## Input records
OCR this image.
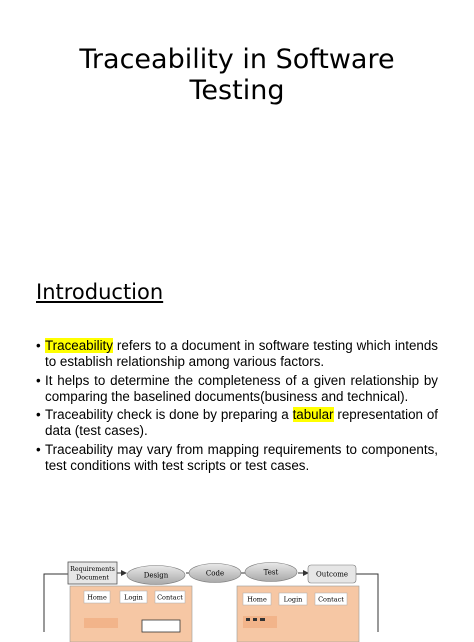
Traceability in Software
Testing
Introduction
• Traceability refers to a document in software testing which intends to establish relationship among various factors.
• It helps to determine the completeness of a given relationship by comparing the baselined documents(business and technical).
• Traceability check is done by preparing a tabular representation of data (test cases).
• Traceability may vary from mapping requirements to components, test conditions with test scripts or test cases.
Requirements
Document	Design	Code	Test	Outcome
Home	Login Contact	Home	Login Contact
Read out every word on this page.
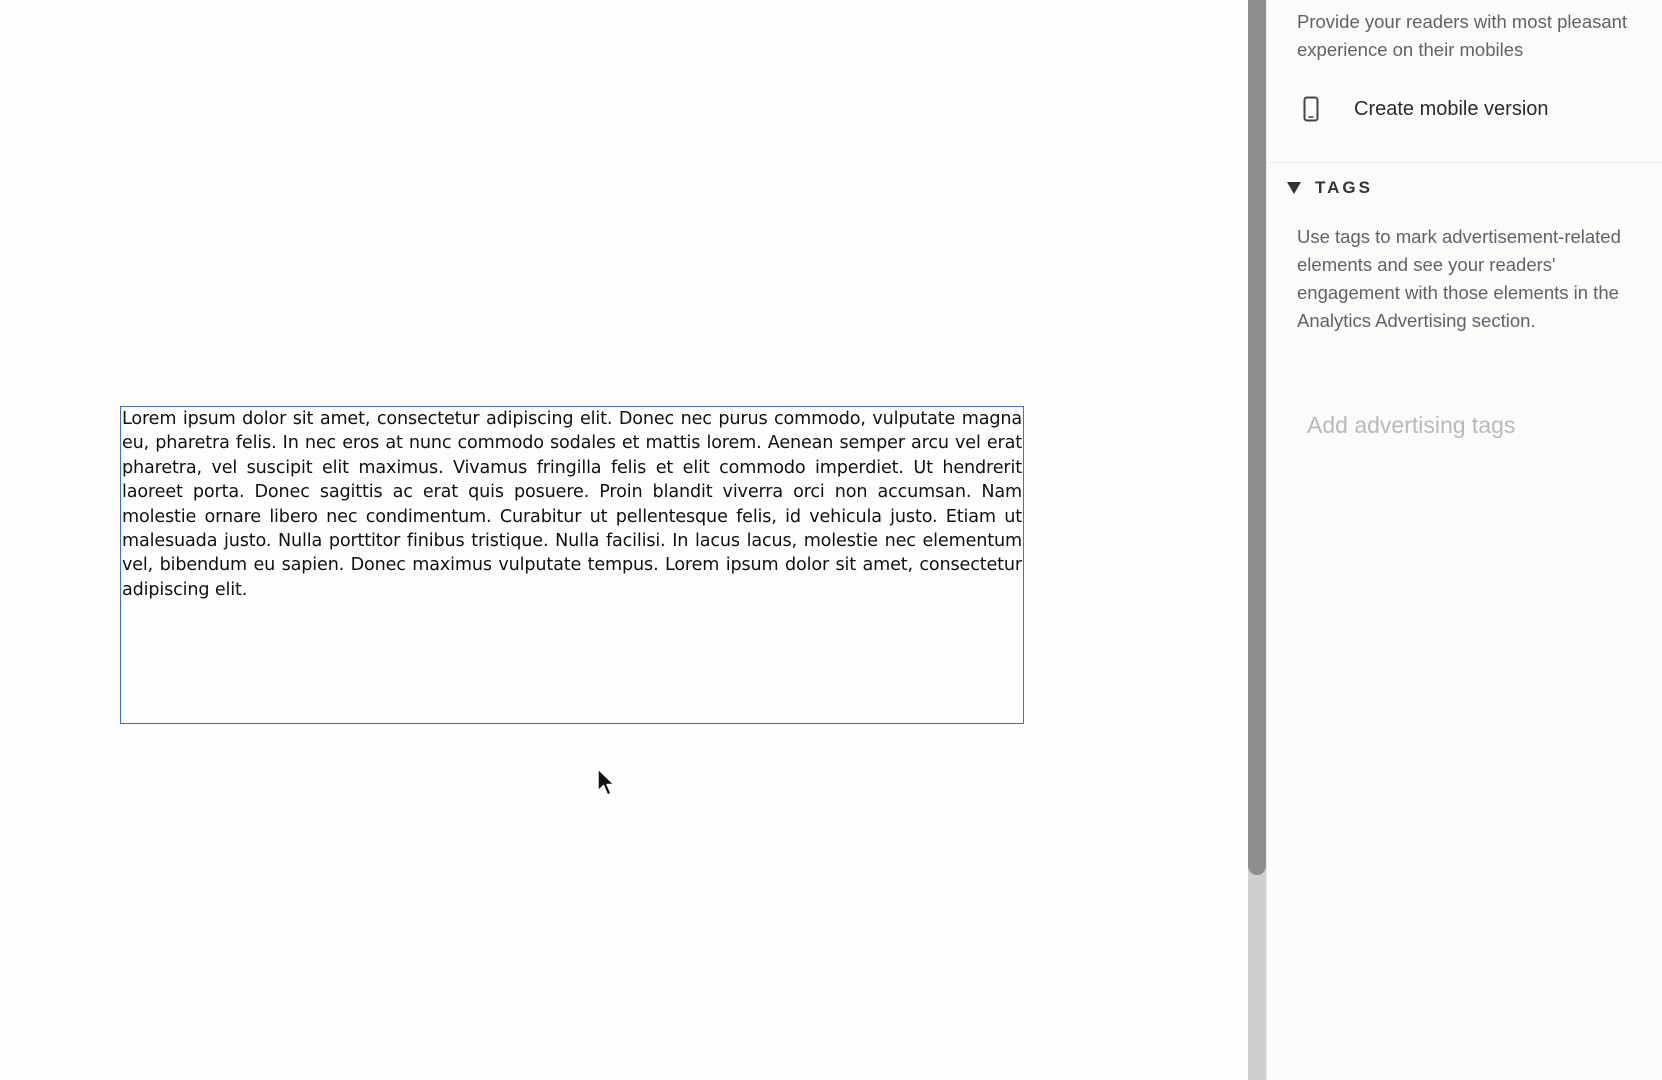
Lorem ipsum dolor sit amet, consectetur adipiscing elit. Donec nec purus commodo, vulputate magna eu, pharetra felis. In nec eros at nunc commodo sodales et mattis lorem. Aenean semper arcu vel erat pharetra, vel suscipit elit maximus. Vivamus fringilla felis et elit commodo imperdiet. Ut hendrerit laoreet porta. Donec sagittis ac erat quis posuere. Proin blandit viverra orci non accumsan. Nam molestie ornare libero nec condimentum. Curabitur ut pellentesque felis, id vehicula justo. Etiam ut malesuada justo. Nulla porttitor finibus tristique. Nulla facilisi. In lacus lacus, molestie nec elementum vel, bibendum eu sapien. Donec maximus vulputate tempus. Lorem ipsum dolor sit amet, consectetur adipiscing elit.

Provide your readers with most pleasant experience on their mobiles

Create mobile version
TAGS

Use tags to mark advertisement-related elements and see your readers' engagement with those elements in the Analytics Advertising section.

Add advertising tags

## Exercise details
Transcribe the full listing character for character. Pictures are excluded.

## Answer to the problem
OCR this image.
Traceability in Software
Testing
Introduction
• Traceability refers to a document in software testing which intends to establish relationship among various factors.
• It helps to determine the completeness of a given relationship by comparing the baselined documents(business and technical).
• Traceability check is done by preparing a tabular representation of data (test cases).
• Traceability may vary from mapping requirements to components, test conditions with test scripts or test cases.
Requirements
Document	Design	Code	Test	Outcome
Home	Login Contact	Home	Login Contact
Read out every word on this page.
Lorem ipsum dolor sit amet, consectetur adipiscing elit. Donec nec purus commodo, vulputate magna eu, pharetra felis. In nec eros at nunc commodo sodales et mattis lorem. Aenean semper arcu vel erat pharetra, vel suscipit elit maximus. Vivamus fringilla felis et elit commodo imperdiet. Ut hendrerit laoreet porta. Donec sagittis ac erat quis posuere. Proin blandit viverra orci non accumsan. Nam molestie ornare libero nec condimentum. Curabitur ut pellentesque felis, id vehicula justo. Etiam ut malesuada justo. Nulla porttitor finibus tristique. Nulla facilisi. In lacus lacus, molestie nec elementum vel, bibendum eu sapien. Donec maximus vulputate tempus. Lorem ipsum dolor sit amet, consectetur adipiscing elit.

Provide your readers with most pleasant experience on their mobiles

Create mobile version
TAGS

Use tags to mark advertisement-related elements and see your readers' engagement with those elements in the Analytics Advertising section.

Add advertising tags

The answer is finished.